begin SUPPLIED MATERIAL

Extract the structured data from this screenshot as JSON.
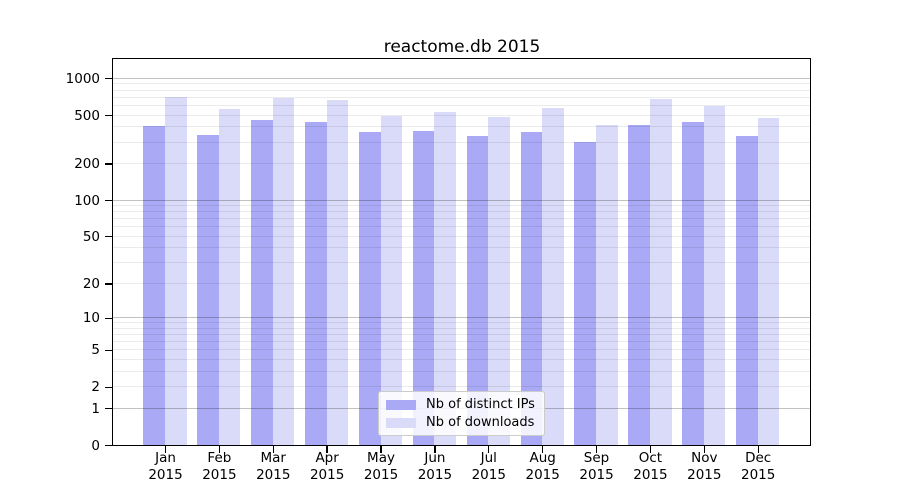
{
  "title": "reactome.db 2015",
  "chart_data": {
    "type": "bar",
    "title": "reactome.db 2015",
    "categories": [
      "Jan 2015",
      "Feb 2015",
      "Mar 2015",
      "Apr 2015",
      "May 2015",
      "Jun 2015",
      "Jul 2015",
      "Aug 2015",
      "Sep 2015",
      "Oct 2015",
      "Nov 2015",
      "Dec 2015"
    ],
    "series": [
      {
        "name": "Nb of distinct IPs",
        "color": "#a9a9f5",
        "values": [
          410,
          345,
          455,
          435,
          365,
          370,
          335,
          360,
          300,
          415,
          435,
          335
        ]
      },
      {
        "name": "Nb of downloads",
        "color": "#dadaf9",
        "values": [
          710,
          560,
          695,
          665,
          495,
          535,
          485,
          570,
          415,
          680,
          595,
          475
        ]
      }
    ],
    "xlabel": "",
    "ylabel": "",
    "yscale": "log1p",
    "y_ticks": [
      0,
      1,
      2,
      5,
      10,
      20,
      50,
      100,
      200,
      500,
      1000
    ],
    "ylim": [
      0,
      1412
    ],
    "grid": true,
    "legend_position": "lower-center-inside",
    "colors": {
      "grid_major": "#c2c2c2",
      "grid_minor": "#ebebeb",
      "axis": "#000000",
      "background": "#ffffff"
    }
  }
}
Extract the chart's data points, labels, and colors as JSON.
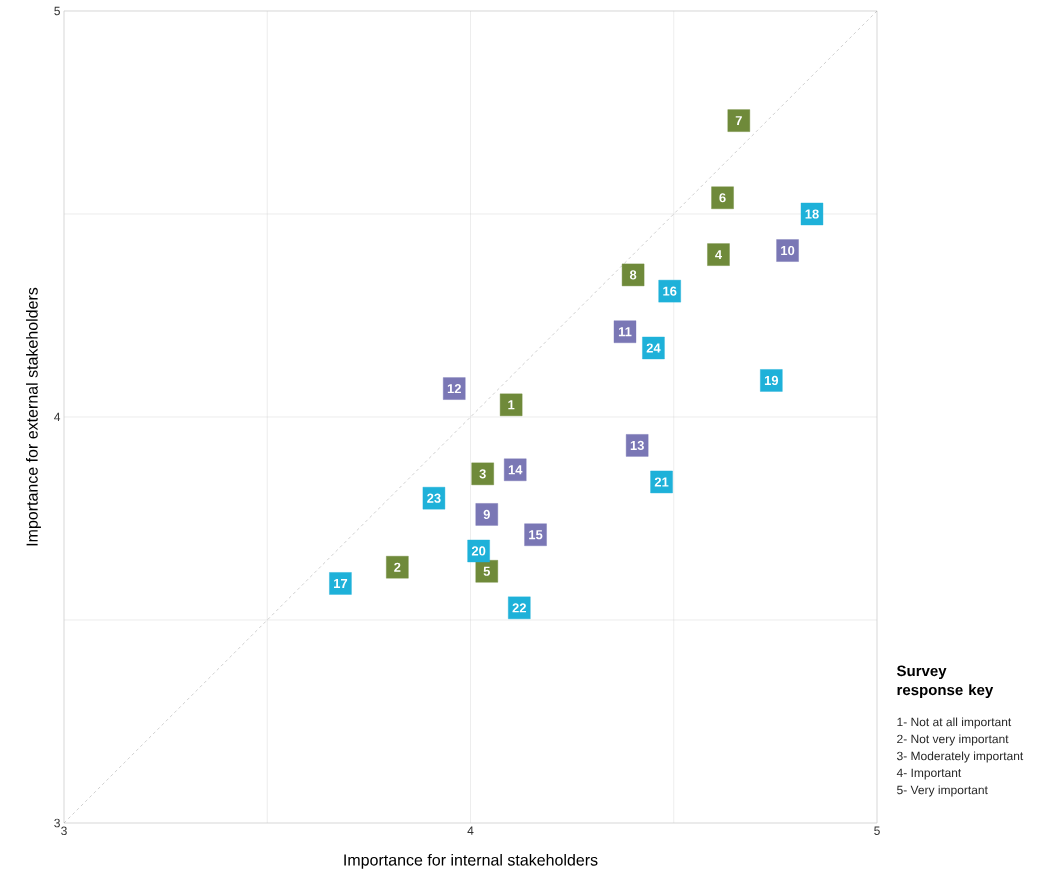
{
  "chart_data": {
    "type": "scatter",
    "xlabel": "Importance for internal stakeholders",
    "ylabel": "Importance for external stakeholders",
    "xlim": [
      3,
      5
    ],
    "ylim": [
      3,
      5
    ],
    "xticks": [
      3,
      {
        "value": 3.5,
        "label": null
      },
      4,
      {
        "value": 4.5,
        "label": null
      },
      5
    ],
    "yticks": [
      3,
      {
        "value": 3.5,
        "label": null
      },
      4,
      {
        "value": 4.5,
        "label": null
      },
      5
    ],
    "grid": true,
    "marker": "square",
    "series": [
      {
        "color": "#6f8a3a",
        "x": [
          4.66,
          4.62,
          4.61,
          4.4,
          4.1,
          4.03,
          3.82,
          4.04
        ],
        "values": [
          4.73,
          4.54,
          4.4,
          4.35,
          4.03,
          3.86,
          3.63,
          3.62
        ]
      },
      {
        "color": "#7a77b5",
        "x": [
          4.78,
          4.38,
          3.96,
          4.41,
          4.11,
          4.04,
          4.16
        ],
        "values": [
          4.41,
          4.21,
          4.07,
          3.93,
          3.87,
          3.76,
          3.71
        ]
      },
      {
        "color": "#1eb1d9",
        "x": [
          4.84,
          4.49,
          4.45,
          4.74,
          4.47,
          3.91,
          4.02,
          3.68,
          4.12
        ],
        "values": [
          4.5,
          4.31,
          4.17,
          4.09,
          3.84,
          3.8,
          3.67,
          3.59,
          3.53
        ]
      },
      {
        "type": "line",
        "color": "#888888",
        "line_style": "dashed",
        "marker": "none",
        "x": [
          3,
          5
        ],
        "values": [
          3,
          5
        ]
      }
    ],
    "annotations": [
      "Survey response key",
      "1- Not at all important",
      "2- Not very important",
      "3- Moderately important",
      "4- Important",
      "5- Very important",
      {
        "text": "7",
        "x": 4.66,
        "y": 4.73
      },
      {
        "text": "6",
        "x": 4.62,
        "y": 4.54
      },
      {
        "text": "4",
        "x": 4.61,
        "y": 4.4
      },
      {
        "text": "8",
        "x": 4.4,
        "y": 4.35
      },
      {
        "text": "1",
        "x": 4.1,
        "y": 4.03
      },
      {
        "text": "3",
        "x": 4.03,
        "y": 3.86
      },
      {
        "text": "2",
        "x": 3.82,
        "y": 3.63
      },
      {
        "text": "5",
        "x": 4.04,
        "y": 3.62
      },
      {
        "text": "10",
        "x": 4.78,
        "y": 4.41
      },
      {
        "text": "11",
        "x": 4.38,
        "y": 4.21
      },
      {
        "text": "12",
        "x": 3.96,
        "y": 4.07
      },
      {
        "text": "13",
        "x": 4.41,
        "y": 3.93
      },
      {
        "text": "14",
        "x": 4.11,
        "y": 3.87
      },
      {
        "text": "9",
        "x": 4.04,
        "y": 3.76
      },
      {
        "text": "15",
        "x": 4.16,
        "y": 3.71
      },
      {
        "text": "18",
        "x": 4.84,
        "y": 4.5
      },
      {
        "text": "16",
        "x": 4.49,
        "y": 4.31
      },
      {
        "text": "24",
        "x": 4.45,
        "y": 4.17
      },
      {
        "text": "19",
        "x": 4.74,
        "y": 4.09
      },
      {
        "text": "21",
        "x": 4.47,
        "y": 3.84
      },
      {
        "text": "23",
        "x": 3.91,
        "y": 3.8
      },
      {
        "text": "20",
        "x": 4.02,
        "y": 3.67
      },
      {
        "text": "17",
        "x": 3.68,
        "y": 3.59
      },
      {
        "text": "22",
        "x": 4.12,
        "y": 3.53
      }
    ]
  }
}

end SUPPLIED MATERIAL

STATED TASK:
Copy out each line of the listing that holds "Extract".

EXERCISE SOLUTION:
Extract the structured data from this screenshot as JSON.
Extract the chart's data points, labels, and colors as JSON.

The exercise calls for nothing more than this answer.